• [Short problem] Your task is to copy every record exactly.

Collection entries
• • • •

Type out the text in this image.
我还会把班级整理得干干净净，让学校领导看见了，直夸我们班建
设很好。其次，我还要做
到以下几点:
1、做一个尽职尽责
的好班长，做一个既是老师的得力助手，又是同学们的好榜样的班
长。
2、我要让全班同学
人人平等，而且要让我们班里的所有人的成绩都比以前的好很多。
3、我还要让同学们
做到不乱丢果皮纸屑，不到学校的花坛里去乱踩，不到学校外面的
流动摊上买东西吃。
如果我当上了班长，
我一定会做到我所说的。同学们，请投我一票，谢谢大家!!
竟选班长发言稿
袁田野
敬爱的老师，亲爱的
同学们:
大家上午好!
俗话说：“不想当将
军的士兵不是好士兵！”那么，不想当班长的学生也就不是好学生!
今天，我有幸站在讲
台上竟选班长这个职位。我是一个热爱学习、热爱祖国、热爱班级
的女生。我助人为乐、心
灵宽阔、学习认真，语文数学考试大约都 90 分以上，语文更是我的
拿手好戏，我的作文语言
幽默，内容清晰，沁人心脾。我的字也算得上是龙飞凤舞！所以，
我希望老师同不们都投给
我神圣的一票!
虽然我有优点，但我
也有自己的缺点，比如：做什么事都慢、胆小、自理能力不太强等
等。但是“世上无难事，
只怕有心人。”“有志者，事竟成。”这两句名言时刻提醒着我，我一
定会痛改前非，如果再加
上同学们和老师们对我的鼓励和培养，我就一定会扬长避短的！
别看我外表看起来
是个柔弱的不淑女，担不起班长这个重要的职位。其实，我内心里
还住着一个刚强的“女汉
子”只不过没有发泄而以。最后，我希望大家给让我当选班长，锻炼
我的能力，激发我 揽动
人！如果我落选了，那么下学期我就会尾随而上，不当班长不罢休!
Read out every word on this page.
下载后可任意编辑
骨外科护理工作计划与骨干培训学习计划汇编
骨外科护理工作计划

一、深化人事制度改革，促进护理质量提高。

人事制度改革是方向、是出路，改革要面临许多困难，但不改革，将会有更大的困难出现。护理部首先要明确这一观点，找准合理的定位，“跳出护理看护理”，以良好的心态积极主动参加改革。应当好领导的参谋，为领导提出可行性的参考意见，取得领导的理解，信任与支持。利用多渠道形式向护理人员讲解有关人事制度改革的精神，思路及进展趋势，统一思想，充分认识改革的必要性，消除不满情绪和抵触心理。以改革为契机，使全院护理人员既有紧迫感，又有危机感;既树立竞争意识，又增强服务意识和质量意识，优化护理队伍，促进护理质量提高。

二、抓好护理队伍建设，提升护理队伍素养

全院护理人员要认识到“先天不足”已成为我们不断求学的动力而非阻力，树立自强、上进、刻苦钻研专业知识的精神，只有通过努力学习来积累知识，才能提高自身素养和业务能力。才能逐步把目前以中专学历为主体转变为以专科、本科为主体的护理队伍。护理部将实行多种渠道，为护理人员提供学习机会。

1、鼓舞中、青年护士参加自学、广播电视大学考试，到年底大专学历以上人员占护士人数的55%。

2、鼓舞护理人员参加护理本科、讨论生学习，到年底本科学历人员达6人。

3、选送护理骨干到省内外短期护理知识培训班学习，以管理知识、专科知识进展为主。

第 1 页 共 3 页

• • • •

• [Response]
Type out the text in this image.
我还会把班级整理得干干净净，让学校领导看见了，直夸我们班建
设很好。其次，我还要做
到以下几点:
1、做一个尽职尽责
的好班长，做一个既是老师的得力助手，又是同学们的好榜样的班
长。
2、我要让全班同学
人人平等，而且要让我们班里的所有人的成绩都比以前的好很多。
3、我还要让同学们
做到不乱丢果皮纸屑，不到学校的花坛里去乱踩，不到学校外面的
流动摊上买东西吃。
如果我当上了班长，
我一定会做到我所说的。同学们，请投我一票，谢谢大家!!
竟选班长发言稿
袁田野
敬爱的老师，亲爱的
同学们:
大家上午好!
俗话说：“不想当将
军的士兵不是好士兵！”那么，不想当班长的学生也就不是好学生!
今天，我有幸站在讲
台上竟选班长这个职位。我是一个热爱学习、热爱祖国、热爱班级
的女生。我助人为乐、心
灵宽阔、学习认真，语文数学考试大约都 90 分以上，语文更是我的
拿手好戏，我的作文语言
幽默，内容清晰，沁人心脾。我的字也算得上是龙飞凤舞！所以，
我希望老师同不们都投给
我神圣的一票!
虽然我有优点，但我
也有自己的缺点，比如：做什么事都慢、胆小、自理能力不太强等
等。但是“世上无难事，
只怕有心人。”“有志者，事竟成。”这两句名言时刻提醒着我，我一
定会痛改前非，如果再加
上同学们和老师们对我的鼓励和培养，我就一定会扬长避短的！
别看我外表看起来
是个柔弱的不淑女，担不起班长这个重要的职位。其实，我内心里
还住着一个刚强的“女汉
子”只不过没有发泄而以。最后，我希望大家给让我当选班长，锻炼
我的能力，激发我 揽动
人！如果我落选了，那么下学期我就会尾随而上，不当班长不罢休!
Read out every word on this page.
下载后可任意编辑
骨外科护理工作计划与骨干培训学习计划汇编
骨外科护理工作计划

一、深化人事制度改革，促进护理质量提高。

人事制度改革是方向、是出路，改革要面临许多困难，但不改革，将会有更大的困难出现。护理部首先要明确这一观点，找准合理的定位，“跳出护理看护理”，以良好的心态积极主动参加改革。应当好领导的参谋，为领导提出可行性的参考意见，取得领导的理解，信任与支持。利用多渠道形式向护理人员讲解有关人事制度改革的精神，思路及进展趋势，统一思想，充分认识改革的必要性，消除不满情绪和抵触心理。以改革为契机，使全院护理人员既有紧迫感，又有危机感;既树立竞争意识，又增强服务意识和质量意识，优化护理队伍，促进护理质量提高。

二、抓好护理队伍建设，提升护理队伍素养

全院护理人员要认识到“先天不足”已成为我们不断求学的动力而非阻力，树立自强、上进、刻苦钻研专业知识的精神，只有通过努力学习来积累知识，才能提高自身素养和业务能力。才能逐步把目前以中专学历为主体转变为以专科、本科为主体的护理队伍。护理部将实行多种渠道，为护理人员提供学习机会。

1、鼓舞中、青年护士参加自学、广播电视大学考试，到年底大专学历以上人员占护士人数的55%。

2、鼓舞护理人员参加护理本科、讨论生学习，到年底本科学历人员达6人。

3、选送护理骨干到省内外短期护理知识培训班学习，以管理知识、专科知识进展为主。

第 1 页 共 3 页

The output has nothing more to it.